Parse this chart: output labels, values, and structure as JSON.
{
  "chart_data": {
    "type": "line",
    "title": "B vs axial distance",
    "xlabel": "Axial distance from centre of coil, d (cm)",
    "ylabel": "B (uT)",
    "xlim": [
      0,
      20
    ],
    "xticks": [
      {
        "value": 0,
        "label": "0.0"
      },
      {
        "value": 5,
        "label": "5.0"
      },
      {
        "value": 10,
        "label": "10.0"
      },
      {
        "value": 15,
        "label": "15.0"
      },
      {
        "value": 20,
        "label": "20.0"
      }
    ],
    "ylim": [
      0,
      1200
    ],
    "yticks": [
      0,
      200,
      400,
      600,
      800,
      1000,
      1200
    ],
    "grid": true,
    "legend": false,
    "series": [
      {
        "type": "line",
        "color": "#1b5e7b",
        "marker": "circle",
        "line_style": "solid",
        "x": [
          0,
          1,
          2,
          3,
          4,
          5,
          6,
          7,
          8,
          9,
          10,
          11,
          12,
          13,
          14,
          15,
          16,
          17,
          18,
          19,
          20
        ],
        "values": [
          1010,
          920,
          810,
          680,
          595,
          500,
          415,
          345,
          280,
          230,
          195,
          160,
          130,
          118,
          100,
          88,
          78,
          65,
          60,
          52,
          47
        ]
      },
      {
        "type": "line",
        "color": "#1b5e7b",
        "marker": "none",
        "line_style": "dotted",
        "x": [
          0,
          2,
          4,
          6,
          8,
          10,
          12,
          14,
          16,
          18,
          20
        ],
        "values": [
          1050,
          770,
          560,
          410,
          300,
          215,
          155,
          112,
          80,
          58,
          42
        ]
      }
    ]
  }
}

WHAT YOU NEED TO DO:
Extract each entry in full and write it down exactly.

COMPLETE OUTPUT:
Parse this chart: output labels, values, and structure as JSON.
{
  "chart_data": {
    "type": "line",
    "title": "B vs axial distance",
    "xlabel": "Axial distance from centre of coil, d (cm)",
    "ylabel": "B (uT)",
    "xlim": [
      0,
      20
    ],
    "xticks": [
      {
        "value": 0,
        "label": "0.0"
      },
      {
        "value": 5,
        "label": "5.0"
      },
      {
        "value": 10,
        "label": "10.0"
      },
      {
        "value": 15,
        "label": "15.0"
      },
      {
        "value": 20,
        "label": "20.0"
      }
    ],
    "ylim": [
      0,
      1200
    ],
    "yticks": [
      0,
      200,
      400,
      600,
      800,
      1000,
      1200
    ],
    "grid": true,
    "legend": false,
    "series": [
      {
        "type": "line",
        "color": "#1b5e7b",
        "marker": "circle",
        "line_style": "solid",
        "x": [
          0,
          1,
          2,
          3,
          4,
          5,
          6,
          7,
          8,
          9,
          10,
          11,
          12,
          13,
          14,
          15,
          16,
          17,
          18,
          19,
          20
        ],
        "values": [
          1010,
          920,
          810,
          680,
          595,
          500,
          415,
          345,
          280,
          230,
          195,
          160,
          130,
          118,
          100,
          88,
          78,
          65,
          60,
          52,
          47
        ]
      },
      {
        "type": "line",
        "color": "#1b5e7b",
        "marker": "none",
        "line_style": "dotted",
        "x": [
          0,
          2,
          4,
          6,
          8,
          10,
          12,
          14,
          16,
          18,
          20
        ],
        "values": [
          1050,
          770,
          560,
          410,
          300,
          215,
          155,
          112,
          80,
          58,
          42
        ]
      }
    ]
  }
}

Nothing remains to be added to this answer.